== Data ==

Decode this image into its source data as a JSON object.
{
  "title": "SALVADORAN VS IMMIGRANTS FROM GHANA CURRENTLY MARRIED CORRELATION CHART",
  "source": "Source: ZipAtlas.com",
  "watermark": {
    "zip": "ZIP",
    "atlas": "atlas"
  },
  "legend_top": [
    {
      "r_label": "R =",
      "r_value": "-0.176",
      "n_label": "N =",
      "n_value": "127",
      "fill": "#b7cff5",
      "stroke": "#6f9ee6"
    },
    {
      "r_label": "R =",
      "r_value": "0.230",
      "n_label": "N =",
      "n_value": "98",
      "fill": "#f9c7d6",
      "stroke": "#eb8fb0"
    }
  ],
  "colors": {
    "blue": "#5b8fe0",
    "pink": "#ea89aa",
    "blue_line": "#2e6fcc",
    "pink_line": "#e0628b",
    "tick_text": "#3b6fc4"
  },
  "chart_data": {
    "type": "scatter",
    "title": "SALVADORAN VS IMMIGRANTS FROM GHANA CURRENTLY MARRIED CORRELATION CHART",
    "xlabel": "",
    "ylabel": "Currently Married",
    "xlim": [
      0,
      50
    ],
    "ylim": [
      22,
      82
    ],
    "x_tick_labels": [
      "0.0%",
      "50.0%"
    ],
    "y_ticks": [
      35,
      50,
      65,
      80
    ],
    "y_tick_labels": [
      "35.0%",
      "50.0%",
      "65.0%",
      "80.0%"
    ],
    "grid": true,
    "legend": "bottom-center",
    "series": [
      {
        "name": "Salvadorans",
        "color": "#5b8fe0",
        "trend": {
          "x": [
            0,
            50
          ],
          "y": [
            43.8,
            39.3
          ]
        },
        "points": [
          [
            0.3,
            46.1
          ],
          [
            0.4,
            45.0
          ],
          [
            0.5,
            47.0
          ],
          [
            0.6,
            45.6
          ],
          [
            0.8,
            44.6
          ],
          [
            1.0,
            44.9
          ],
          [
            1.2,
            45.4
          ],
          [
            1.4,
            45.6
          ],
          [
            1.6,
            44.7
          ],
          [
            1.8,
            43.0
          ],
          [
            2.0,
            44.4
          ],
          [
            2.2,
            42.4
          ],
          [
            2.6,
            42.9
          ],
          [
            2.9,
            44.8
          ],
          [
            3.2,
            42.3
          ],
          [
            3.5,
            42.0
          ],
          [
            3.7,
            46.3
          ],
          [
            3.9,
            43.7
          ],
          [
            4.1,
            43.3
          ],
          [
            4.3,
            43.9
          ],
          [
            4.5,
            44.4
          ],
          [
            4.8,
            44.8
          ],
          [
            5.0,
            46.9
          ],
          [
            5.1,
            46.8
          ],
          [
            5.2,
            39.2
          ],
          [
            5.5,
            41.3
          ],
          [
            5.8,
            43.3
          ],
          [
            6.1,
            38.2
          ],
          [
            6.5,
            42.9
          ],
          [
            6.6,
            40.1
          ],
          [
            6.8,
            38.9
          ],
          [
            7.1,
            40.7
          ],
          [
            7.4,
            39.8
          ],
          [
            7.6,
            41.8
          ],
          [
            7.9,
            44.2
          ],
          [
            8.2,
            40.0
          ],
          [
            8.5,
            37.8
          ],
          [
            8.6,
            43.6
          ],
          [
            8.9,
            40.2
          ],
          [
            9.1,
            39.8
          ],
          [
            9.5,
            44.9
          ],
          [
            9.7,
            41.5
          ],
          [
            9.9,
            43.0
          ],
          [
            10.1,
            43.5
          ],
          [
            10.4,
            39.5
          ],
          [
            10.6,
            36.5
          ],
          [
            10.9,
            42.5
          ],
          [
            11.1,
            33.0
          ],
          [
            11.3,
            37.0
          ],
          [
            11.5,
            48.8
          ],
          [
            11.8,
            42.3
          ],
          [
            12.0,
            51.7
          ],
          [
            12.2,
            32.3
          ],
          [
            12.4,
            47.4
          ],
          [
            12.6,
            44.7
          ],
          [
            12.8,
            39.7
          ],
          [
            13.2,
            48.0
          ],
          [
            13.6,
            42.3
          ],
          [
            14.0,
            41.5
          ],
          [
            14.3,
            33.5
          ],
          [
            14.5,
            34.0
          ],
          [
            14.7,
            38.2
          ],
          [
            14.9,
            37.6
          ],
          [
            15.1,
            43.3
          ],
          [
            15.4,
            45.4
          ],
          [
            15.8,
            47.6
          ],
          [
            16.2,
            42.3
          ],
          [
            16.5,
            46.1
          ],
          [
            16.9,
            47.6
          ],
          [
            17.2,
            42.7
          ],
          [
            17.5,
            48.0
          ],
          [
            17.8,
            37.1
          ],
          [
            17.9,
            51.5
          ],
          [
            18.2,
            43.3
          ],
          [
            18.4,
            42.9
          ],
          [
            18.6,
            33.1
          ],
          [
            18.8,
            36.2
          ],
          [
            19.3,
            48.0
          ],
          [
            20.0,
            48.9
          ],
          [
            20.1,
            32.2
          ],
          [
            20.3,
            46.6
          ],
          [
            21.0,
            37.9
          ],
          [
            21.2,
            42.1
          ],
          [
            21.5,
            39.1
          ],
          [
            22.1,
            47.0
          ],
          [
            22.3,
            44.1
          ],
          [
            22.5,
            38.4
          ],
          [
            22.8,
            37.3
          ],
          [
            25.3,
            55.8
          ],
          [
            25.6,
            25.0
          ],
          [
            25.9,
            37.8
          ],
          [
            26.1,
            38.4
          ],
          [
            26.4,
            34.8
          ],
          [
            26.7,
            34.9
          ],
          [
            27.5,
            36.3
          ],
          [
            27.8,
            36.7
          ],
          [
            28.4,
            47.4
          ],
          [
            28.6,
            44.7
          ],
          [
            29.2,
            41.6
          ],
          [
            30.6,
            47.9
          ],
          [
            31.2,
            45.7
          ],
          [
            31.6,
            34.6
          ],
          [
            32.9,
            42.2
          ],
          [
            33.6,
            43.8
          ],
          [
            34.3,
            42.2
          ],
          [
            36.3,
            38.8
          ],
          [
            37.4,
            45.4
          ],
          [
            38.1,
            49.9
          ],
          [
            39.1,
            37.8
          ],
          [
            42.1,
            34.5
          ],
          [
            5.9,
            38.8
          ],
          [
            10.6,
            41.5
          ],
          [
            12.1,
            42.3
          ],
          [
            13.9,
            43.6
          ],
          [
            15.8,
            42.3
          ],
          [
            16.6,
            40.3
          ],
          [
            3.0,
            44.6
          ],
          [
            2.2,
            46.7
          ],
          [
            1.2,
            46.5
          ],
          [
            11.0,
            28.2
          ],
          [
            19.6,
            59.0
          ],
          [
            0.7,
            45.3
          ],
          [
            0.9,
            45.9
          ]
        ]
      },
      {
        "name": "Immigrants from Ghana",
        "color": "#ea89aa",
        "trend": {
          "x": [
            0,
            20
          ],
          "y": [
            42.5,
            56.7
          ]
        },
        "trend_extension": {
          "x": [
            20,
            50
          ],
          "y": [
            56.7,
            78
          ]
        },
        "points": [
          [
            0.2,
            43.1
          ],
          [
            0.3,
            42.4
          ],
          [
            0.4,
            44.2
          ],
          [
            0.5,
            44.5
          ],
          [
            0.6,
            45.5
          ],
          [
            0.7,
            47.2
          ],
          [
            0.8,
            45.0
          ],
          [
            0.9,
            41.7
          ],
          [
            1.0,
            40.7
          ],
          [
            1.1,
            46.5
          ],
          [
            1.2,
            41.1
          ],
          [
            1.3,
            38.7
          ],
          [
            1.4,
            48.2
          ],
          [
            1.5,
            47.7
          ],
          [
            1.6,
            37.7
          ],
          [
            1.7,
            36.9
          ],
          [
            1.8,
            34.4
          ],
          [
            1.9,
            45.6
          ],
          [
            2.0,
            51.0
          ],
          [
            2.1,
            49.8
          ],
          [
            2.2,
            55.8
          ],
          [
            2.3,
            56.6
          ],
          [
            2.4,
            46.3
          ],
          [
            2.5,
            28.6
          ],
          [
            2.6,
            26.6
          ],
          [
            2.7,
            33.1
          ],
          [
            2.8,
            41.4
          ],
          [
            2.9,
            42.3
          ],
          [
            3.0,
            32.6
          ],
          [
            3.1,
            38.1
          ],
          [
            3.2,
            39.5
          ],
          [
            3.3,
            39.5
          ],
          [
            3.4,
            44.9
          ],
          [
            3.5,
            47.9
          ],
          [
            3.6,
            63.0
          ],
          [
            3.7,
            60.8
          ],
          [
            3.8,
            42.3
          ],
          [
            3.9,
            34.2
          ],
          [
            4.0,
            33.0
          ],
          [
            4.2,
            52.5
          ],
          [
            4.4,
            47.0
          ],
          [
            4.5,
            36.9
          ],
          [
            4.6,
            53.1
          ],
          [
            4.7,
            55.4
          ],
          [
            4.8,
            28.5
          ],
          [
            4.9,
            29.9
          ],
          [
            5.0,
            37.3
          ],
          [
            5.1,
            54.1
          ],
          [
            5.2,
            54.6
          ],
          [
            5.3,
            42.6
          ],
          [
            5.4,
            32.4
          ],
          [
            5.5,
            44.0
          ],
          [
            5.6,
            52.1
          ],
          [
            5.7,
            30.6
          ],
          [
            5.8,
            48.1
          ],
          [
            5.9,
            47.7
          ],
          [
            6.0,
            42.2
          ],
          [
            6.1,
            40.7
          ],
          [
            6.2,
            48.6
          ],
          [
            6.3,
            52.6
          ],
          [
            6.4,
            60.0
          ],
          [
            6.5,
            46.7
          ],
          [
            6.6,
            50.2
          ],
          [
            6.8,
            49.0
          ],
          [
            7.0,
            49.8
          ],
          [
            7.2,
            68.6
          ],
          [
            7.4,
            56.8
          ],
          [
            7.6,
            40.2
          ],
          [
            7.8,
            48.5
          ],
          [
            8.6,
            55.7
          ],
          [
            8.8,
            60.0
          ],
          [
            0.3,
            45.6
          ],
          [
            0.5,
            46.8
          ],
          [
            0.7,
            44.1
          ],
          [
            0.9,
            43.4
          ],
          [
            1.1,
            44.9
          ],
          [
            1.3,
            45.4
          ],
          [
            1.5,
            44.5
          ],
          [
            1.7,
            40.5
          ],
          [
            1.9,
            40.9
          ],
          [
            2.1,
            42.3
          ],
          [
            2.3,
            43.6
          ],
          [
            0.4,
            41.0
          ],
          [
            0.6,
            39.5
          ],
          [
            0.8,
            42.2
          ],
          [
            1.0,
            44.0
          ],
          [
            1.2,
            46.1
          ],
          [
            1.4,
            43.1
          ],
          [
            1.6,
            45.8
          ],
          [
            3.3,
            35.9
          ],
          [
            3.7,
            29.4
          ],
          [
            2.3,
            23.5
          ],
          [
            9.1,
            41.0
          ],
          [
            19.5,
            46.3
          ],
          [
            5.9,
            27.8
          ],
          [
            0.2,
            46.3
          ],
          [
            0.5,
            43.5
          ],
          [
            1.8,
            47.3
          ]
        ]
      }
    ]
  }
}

===

■ Instructions to follow:
Find how many of the lines above have the word "title" in them. State only that number.

■ Written reply:
2